どうもはなはだしく世間の動きに遅れているようですが、まずは大型連休中の5月3日に掲載された大竹文雄先生の論考です。「所得が高いと幸せ? 客観・主観両面から測定を」という見出しもついています。
…政府が昨年12月に発表した「新成長戦略(基本方針)」では…数値としての経済成長率や量的拡大のみを追い求める従来型の成長戦略とは一線を画すという。…国民の「幸福度」を表す新たな指標を開発し、その向上を目指すというのだ。…主観的な幸福度を経済政策の目標とすることに戸惑う人も多いのではないか。実際、「高成長率を実現できない場合の言い訳に使うのでは」との批判が政府内部にもあったそうだ。
4月27日に内閣府が発表した調査結果では、日本人の幸福度は10段階評価の6.5点と、英国やデンマークより低い*1。幸福への法則を見つけ政策にいかすのは可能なのか。
…フランスのサルコジ政権は、2008年にスティグリッツ米コロンビア大学教授ら著名なノーベル経済学賞受賞者を集めた「幸福度測定に関する委員会」を発足させ、09年9月に報告書(スティグリッツ報告)を発表した。…幸福度については、健康、教育、個人活動、環境などの指標やそれらの指標の不平等度といった客観的な条件にも依存すると指摘。そして、幸福度の計測には、客観的指標と同様に満足度や幸福度に関する主観的指標も有効だとの見方を示した。…幸福度というあいまいな指標が、経済政策の成果を測る指標として有効であるという点で、有力経済学者の間でも意見が一致しているのである。

= = = = =

**短い課題 1:**
記録のうち、「breadcrumb-home-link[interactable]: Home <box>312」を含む行から「brand-tagline: BINOCULAR REPAIR」を含む行までを両端も含めて、1行につき1つの文字列とするJSONリストに書き換えてもらえますか。空行は除いてください。

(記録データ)

= = = = =

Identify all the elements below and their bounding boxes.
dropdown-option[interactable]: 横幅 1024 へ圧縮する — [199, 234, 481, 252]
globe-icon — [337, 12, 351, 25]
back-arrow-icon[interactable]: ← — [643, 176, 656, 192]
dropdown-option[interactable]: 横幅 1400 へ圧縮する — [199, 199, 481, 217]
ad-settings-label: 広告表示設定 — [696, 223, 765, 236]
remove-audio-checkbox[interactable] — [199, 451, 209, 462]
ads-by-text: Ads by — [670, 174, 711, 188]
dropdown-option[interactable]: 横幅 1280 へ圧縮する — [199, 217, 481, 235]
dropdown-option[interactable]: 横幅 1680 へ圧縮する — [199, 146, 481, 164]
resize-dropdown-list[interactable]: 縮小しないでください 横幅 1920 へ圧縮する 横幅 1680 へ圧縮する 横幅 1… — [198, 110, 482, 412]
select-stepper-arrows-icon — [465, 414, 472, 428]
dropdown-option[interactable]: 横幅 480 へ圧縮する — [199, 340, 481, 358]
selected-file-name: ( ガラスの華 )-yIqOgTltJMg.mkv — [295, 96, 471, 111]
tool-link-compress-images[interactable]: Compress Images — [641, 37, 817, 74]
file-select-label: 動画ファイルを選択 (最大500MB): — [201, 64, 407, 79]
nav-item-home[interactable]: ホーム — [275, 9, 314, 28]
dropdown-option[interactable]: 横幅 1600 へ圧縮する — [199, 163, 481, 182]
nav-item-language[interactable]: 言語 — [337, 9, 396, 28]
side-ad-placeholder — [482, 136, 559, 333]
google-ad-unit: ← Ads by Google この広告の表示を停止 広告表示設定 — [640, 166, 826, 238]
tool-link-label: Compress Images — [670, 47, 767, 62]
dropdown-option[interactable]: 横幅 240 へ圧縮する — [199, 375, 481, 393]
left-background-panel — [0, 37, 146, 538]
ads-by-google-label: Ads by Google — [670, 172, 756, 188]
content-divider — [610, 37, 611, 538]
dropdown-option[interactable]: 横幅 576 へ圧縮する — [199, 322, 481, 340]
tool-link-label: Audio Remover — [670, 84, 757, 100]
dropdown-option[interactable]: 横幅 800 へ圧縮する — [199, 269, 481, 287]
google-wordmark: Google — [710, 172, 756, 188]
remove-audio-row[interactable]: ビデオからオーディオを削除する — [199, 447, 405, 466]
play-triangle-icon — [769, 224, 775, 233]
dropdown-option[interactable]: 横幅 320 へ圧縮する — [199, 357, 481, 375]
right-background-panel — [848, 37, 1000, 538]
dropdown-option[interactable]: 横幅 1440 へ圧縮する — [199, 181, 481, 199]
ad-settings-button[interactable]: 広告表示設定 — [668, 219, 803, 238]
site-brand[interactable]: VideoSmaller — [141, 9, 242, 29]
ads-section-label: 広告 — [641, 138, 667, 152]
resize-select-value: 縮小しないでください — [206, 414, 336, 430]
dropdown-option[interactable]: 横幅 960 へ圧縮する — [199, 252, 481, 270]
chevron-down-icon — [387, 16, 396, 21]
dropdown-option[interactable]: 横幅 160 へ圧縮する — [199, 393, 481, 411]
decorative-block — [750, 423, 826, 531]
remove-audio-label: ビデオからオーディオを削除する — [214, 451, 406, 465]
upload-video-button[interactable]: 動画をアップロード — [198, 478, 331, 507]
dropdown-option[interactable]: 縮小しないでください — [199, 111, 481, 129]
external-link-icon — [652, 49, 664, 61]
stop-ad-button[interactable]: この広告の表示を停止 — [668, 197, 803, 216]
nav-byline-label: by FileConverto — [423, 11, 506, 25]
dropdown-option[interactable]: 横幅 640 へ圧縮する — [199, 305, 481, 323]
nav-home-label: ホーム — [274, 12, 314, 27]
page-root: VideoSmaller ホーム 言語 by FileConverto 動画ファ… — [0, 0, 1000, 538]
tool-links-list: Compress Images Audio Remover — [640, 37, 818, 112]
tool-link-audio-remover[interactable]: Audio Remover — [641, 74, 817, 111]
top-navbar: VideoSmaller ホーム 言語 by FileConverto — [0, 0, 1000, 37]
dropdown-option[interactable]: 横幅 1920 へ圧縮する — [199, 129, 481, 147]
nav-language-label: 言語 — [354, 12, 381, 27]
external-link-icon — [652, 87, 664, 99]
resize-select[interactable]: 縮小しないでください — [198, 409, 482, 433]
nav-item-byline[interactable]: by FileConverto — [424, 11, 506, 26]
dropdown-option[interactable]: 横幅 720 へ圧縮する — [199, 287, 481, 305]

= = = = =

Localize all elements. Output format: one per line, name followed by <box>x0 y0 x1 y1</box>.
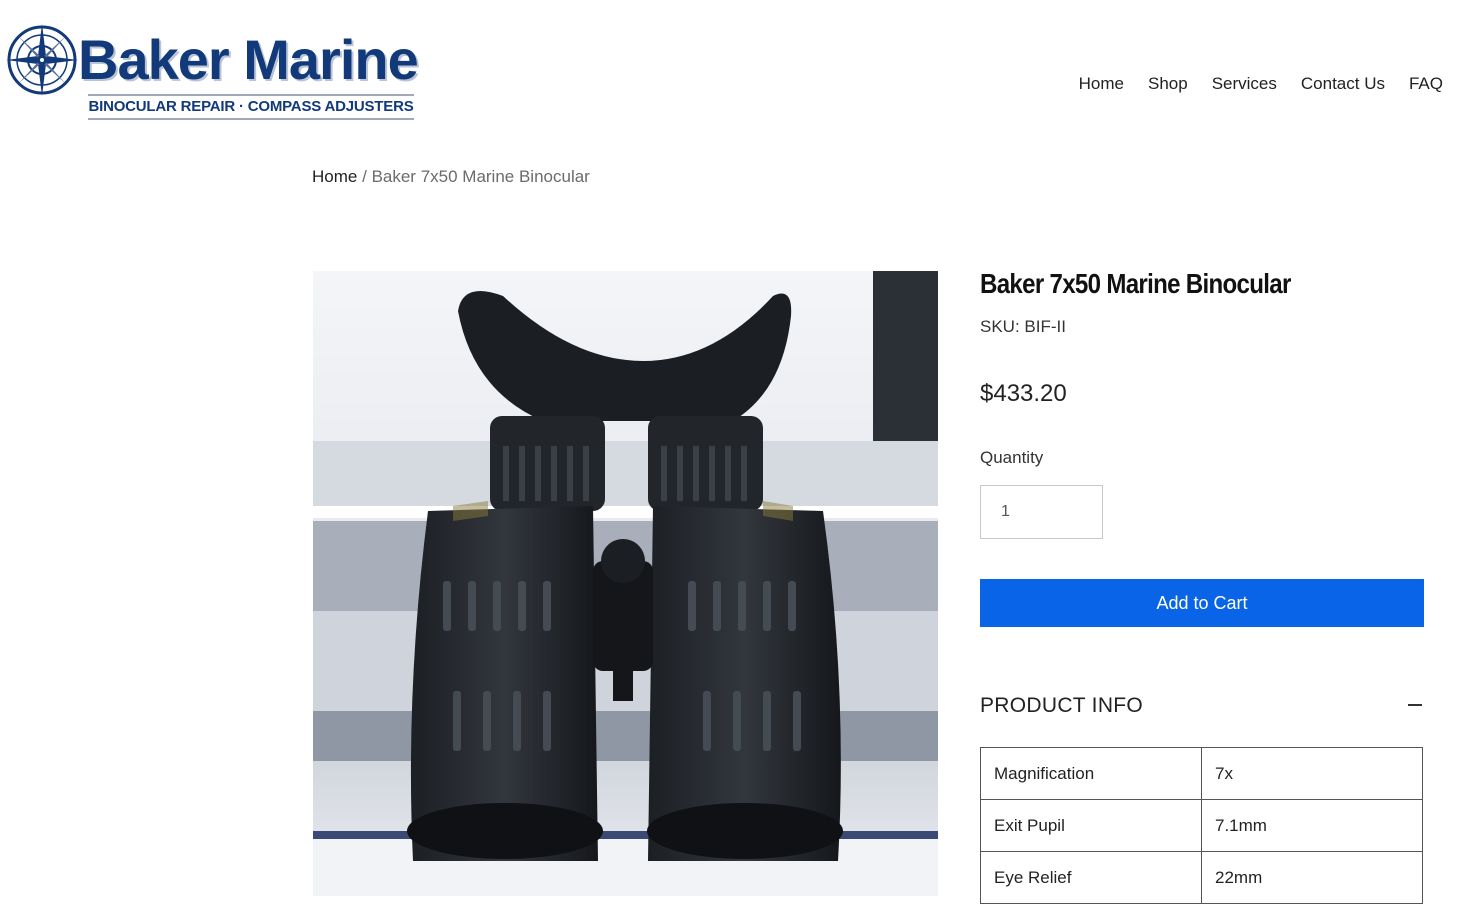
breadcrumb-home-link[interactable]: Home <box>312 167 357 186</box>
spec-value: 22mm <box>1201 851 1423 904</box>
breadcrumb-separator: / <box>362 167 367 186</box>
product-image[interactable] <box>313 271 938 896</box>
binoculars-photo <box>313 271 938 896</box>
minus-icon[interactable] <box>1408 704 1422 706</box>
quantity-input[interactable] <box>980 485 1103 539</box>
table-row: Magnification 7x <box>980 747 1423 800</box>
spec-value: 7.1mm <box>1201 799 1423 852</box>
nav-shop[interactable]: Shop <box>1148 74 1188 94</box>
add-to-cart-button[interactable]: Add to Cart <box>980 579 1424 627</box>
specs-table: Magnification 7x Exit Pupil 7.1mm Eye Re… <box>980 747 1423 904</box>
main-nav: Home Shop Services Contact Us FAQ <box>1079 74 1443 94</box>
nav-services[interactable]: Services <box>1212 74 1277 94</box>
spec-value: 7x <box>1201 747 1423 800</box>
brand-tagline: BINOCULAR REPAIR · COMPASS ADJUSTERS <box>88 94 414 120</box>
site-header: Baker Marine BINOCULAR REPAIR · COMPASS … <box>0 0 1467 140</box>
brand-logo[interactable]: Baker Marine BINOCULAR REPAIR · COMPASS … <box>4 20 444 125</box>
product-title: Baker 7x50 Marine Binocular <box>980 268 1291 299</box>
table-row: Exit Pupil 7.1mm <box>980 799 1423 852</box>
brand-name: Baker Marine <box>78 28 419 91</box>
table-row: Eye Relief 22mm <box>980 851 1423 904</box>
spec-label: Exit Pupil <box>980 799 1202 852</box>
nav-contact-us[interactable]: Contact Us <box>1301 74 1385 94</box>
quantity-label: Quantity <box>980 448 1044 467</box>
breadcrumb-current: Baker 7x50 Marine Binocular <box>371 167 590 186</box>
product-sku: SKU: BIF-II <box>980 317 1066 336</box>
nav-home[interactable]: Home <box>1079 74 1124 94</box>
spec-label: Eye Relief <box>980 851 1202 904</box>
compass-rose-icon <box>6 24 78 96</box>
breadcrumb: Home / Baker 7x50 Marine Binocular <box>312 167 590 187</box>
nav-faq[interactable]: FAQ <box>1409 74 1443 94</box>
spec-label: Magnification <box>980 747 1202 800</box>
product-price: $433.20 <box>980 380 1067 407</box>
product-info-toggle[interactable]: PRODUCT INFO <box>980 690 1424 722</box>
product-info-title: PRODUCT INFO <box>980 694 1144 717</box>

= = = = =

**短い課題 2:**
幸福度指標をめぐる論考の文章を、最後の文の後から書き継いでもらえますか。

**最終回答 1:**
[
  "breadcrumb-home-link[interactable]: Home <box>312 167 357 186</box>",
  "spec-value: 22mm <box>1201 851 1423 904</box>",
  "breadcrumb-separator: / <box>362 167 367 186</box>",
  "product-image[interactable] <box>313 271 938 896</box>",
  "binoculars-photo <box>313 271 938 896</box>",
  "minus-icon[interactable] <box>1408 704 1422 706</box>",
  "quantity-input[interactable] <box>980 485 1103 539</box>",
  "table-row: Magnification 7x <box>980 747 1423 800</box>",
  "spec-value: 7.1mm <box>1201 799 1423 852</box>",
  "nav-shop[interactable]: Shop <box>1148 74 1188 94</box>",
  "add-to-cart-button[interactable]: Add to Cart <box>980 579 1424 627</box>",
  "specs-table: Magnification 7x Exit Pupil 7.1mm Eye Re… <box>980 747 1423 904</box>",
  "main-nav: Home Shop Services Contact Us FAQ <box>1079 74 1443 94</box>",
  "nav-services[interactable]: Services <box>1212 74 1277 94</box>",
  "spec-value: 7x <box>1201 747 1423 800</box>",
  "brand-tagline: BINOCULAR REPAIR · COMPASS ADJUSTERS <box>88 94 414 120</box>"
]

**最終回答 2:**
…人々の幸福は、物質的な豊かさと完全には対応していないとしても、ある程度相関があると多くの経済学者は考えていた。実際、飢餓状態にある人々より所得が高い人の方が幸福だと考えるのは自然だ。
では、飢餓状態を超えた場合、客観的な所得と主観的な幸福度との相関はあるだろうか。所得、失業、年齢、性といった人々の客観的な属性と幸福度との間…の関係が大規模な統計データを使って研究されるようになった。その結果現在では、幸福度と様々な客観的な指標との間に相関があることが分かってきた。…日本でも幸福感は所得に加えて様々な客観的な指標である程度説明できることが示されている。
…日本の幸福度の長期統計を見ると、所得水準が長期的に上昇しているにもかかわらず、日本人の平均的な幸福度が上昇していないことが知られている*2。…時系列データで、主観的な幸福度と所得の間に正の相関が見いだせないのは、欧米でも同じである。また、幸福度と所得の間の国際比較をしても、両者の間にあまり相関がない。
所得と幸福度の指標に差があるのでは、所得が経済厚生の指標として使えないか、幸福度が信頼できない指標なのか、ということになってしまう。そこでこの逆説を解くため様々な仮説が提唱された。
最も有力なのは、相対所得仮説だ。人々の幸福は、自らの所得に加え比較対象とする人の所得との相対的な大きさにも依存するとの考え方だ。…自分の所得だけが上がれば、幸福度は上昇する。だが比較対象グループの所得も自分の所得と同じだけ上昇すれば、自分の幸福度は変化しないことになる。つまり経済成長で平均的な所得水準が上昇すると、人々の幸福度は上昇しない…それと整合的な実証結果も得られているという。
最近の研究…の結果、確かに、人々の幸福度は相対所得の影響を受けるが、自分の絶対的な所得水準の影響も受けるため、すべての人の所得が増加した場合にも幸福度が上昇する…つまり相対的所得仮説は、…逆説の一部は説明するが、それだけでは説明できないということだ。
もう一つの仮説は順応仮説と呼ばれるものだ。人々が環境変化に慣れてしまい、幸福や不幸をもたらす環境の変化があったとしても、その影響はしばらくすると消えてしまうというのである。実際、幸福度を毎日計測した…研究では、幸福に影響する事象による幸福度の変化は4日程度しか持続しないことが明らかになった。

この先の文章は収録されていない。